[WHAT IS EXPECTED]: Count every line below that contains "JSON", then state the total with no other output.

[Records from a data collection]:
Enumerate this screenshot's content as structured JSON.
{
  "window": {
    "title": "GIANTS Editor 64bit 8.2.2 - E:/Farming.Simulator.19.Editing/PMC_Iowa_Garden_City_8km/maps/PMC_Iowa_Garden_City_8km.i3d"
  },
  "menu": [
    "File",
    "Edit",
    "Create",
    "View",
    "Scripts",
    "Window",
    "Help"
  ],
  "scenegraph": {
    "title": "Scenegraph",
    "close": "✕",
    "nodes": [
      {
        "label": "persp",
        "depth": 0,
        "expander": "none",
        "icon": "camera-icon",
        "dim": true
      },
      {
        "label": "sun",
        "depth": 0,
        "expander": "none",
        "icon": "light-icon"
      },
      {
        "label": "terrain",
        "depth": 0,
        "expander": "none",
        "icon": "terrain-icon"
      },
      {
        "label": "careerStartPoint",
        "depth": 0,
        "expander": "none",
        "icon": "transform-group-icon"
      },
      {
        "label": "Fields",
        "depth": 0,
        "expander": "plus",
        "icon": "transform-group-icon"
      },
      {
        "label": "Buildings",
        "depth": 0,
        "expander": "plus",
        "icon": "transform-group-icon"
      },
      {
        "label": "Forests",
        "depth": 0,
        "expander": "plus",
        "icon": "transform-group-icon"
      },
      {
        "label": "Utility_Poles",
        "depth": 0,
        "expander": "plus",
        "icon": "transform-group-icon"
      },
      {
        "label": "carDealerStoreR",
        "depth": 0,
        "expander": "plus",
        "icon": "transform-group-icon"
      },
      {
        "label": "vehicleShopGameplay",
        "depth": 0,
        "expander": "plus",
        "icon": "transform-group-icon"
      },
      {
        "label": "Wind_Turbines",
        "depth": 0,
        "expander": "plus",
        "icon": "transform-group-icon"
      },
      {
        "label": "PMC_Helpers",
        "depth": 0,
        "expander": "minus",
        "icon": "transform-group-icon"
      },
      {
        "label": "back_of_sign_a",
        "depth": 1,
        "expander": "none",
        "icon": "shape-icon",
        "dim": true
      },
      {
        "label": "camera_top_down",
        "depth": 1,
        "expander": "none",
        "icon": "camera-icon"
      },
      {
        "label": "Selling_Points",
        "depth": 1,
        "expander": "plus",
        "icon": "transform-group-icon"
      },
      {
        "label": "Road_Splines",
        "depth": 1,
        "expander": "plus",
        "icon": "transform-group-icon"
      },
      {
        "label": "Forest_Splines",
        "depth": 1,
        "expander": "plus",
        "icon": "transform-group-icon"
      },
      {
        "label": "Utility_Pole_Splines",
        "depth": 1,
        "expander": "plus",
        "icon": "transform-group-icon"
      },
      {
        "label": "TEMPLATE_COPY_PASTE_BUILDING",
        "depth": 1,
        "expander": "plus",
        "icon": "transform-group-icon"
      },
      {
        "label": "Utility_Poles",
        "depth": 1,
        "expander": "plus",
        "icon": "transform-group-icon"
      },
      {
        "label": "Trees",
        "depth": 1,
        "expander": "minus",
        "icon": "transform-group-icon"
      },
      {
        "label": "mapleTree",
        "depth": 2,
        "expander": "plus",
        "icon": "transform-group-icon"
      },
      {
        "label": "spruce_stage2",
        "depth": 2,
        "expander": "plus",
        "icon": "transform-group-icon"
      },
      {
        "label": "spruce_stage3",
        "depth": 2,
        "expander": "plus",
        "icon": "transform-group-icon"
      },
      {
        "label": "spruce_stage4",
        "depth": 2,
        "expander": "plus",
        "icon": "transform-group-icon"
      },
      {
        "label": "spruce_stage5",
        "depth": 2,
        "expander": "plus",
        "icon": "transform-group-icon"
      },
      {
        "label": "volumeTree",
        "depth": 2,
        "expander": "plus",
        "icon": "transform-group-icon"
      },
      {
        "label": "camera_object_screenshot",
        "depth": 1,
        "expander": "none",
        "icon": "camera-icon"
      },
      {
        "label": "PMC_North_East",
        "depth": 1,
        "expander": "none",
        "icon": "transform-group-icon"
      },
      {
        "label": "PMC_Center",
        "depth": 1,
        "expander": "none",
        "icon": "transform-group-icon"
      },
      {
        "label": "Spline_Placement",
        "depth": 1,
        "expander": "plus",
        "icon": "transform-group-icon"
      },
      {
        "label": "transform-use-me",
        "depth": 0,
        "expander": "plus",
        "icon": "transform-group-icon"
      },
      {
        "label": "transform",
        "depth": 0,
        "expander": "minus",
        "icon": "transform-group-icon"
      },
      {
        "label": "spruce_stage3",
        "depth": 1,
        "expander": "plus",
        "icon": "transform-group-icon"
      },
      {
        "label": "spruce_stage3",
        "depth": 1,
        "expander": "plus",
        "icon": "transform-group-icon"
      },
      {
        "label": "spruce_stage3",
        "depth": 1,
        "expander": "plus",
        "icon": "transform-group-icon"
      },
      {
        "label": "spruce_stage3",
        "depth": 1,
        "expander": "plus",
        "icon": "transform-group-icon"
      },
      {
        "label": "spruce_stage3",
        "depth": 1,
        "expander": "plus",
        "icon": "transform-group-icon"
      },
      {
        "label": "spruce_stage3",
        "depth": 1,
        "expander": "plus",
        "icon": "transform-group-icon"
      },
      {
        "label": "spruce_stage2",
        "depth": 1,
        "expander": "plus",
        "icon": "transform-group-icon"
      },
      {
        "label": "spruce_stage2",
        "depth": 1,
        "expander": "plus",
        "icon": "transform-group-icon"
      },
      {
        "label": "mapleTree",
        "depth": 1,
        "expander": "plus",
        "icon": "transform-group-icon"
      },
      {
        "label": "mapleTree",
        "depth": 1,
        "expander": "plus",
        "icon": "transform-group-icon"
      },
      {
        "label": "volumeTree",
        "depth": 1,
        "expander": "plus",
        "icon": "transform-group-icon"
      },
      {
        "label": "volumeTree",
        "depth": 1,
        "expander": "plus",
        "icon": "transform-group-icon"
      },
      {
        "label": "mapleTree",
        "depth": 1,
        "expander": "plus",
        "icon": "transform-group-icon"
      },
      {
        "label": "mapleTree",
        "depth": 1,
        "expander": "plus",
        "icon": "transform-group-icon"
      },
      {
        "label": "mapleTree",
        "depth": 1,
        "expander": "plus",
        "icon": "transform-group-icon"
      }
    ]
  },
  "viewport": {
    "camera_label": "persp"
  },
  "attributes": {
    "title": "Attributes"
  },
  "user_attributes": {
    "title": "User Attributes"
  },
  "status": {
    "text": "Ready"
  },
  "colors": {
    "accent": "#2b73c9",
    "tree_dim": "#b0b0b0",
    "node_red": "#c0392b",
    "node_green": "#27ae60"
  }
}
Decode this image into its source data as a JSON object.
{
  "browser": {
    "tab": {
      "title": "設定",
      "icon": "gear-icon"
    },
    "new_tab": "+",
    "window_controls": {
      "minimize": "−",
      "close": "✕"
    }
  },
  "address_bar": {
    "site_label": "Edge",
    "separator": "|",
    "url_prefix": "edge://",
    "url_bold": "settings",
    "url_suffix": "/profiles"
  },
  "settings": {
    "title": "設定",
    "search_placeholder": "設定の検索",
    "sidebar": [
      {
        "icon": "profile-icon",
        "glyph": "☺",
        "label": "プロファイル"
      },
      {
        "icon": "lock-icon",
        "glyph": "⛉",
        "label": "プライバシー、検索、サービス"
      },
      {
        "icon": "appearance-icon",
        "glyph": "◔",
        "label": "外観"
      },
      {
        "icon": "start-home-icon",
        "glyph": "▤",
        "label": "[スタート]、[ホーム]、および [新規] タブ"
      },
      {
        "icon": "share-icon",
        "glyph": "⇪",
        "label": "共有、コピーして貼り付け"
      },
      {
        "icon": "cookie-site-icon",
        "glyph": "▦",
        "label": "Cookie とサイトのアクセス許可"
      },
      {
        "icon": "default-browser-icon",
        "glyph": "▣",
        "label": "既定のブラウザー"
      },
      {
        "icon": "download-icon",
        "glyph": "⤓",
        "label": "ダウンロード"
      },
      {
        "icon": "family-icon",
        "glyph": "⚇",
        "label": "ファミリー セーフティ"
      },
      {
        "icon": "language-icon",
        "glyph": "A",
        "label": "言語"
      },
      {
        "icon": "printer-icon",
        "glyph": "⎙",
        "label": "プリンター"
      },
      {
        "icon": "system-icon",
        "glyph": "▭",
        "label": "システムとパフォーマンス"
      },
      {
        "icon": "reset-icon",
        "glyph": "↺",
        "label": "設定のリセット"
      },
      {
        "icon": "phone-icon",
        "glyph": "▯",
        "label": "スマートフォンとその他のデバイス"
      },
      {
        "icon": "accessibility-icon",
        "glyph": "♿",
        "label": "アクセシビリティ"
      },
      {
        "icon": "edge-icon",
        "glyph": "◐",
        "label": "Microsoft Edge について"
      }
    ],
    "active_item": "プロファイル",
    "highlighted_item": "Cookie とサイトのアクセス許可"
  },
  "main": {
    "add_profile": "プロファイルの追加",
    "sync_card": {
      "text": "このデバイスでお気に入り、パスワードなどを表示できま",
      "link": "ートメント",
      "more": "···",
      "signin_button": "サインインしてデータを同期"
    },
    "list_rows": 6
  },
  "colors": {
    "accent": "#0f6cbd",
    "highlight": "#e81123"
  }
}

[FINAL RESULT]: 2